*Exercise instructions*. How many lines of these entries hold the string "哮喘患儿"? Answer with the number alone.
+===+
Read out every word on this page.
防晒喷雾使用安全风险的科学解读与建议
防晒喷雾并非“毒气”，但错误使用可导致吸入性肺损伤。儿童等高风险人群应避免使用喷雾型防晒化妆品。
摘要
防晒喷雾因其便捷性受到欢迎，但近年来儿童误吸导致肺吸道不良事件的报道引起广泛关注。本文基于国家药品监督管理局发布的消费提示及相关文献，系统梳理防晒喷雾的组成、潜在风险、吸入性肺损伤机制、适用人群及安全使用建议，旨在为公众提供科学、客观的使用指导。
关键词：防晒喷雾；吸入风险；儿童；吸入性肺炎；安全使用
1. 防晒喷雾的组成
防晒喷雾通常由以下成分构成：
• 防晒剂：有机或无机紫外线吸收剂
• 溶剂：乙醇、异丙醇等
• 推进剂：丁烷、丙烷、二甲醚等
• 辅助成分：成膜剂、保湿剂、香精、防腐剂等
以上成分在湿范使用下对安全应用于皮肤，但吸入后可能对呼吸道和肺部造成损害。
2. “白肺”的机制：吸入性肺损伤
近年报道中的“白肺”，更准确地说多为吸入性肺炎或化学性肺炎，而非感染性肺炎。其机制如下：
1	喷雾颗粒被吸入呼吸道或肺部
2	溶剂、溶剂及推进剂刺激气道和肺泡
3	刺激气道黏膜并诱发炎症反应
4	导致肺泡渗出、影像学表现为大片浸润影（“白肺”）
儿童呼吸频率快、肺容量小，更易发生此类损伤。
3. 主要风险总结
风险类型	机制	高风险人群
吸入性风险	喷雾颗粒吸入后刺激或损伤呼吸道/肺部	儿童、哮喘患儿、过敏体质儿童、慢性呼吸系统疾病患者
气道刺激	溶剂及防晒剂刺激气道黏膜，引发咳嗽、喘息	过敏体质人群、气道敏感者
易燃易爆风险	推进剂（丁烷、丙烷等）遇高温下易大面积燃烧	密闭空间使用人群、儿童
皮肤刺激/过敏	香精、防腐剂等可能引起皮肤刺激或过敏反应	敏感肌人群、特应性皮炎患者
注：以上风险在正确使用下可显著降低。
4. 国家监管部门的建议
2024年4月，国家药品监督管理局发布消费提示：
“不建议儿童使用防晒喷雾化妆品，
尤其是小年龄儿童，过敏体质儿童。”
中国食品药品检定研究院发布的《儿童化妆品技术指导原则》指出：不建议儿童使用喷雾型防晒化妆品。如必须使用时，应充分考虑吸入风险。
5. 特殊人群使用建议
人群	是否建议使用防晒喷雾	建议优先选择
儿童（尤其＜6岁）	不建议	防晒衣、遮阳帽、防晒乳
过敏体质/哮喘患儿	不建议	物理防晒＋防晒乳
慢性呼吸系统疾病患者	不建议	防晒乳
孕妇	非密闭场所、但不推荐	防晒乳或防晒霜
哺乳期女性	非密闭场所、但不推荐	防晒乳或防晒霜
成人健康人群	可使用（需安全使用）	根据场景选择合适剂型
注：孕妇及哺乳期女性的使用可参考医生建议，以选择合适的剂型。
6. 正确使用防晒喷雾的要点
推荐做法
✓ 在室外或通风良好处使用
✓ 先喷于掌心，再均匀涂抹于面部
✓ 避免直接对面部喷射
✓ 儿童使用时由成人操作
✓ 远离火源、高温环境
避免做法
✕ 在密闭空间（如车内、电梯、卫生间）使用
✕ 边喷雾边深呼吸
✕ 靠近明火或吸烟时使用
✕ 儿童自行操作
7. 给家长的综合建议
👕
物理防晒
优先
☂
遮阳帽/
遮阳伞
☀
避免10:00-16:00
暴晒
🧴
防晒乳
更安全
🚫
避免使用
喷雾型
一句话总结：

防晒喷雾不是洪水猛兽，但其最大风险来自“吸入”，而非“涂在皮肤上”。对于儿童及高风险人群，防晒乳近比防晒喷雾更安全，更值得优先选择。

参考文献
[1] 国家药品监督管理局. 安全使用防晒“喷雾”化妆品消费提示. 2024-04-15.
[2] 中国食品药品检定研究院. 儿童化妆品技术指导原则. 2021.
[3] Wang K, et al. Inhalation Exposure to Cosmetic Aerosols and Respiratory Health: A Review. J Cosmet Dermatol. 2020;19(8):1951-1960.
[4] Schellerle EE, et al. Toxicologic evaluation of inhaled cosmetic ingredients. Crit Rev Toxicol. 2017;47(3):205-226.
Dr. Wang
+===+
*Written solution*. 2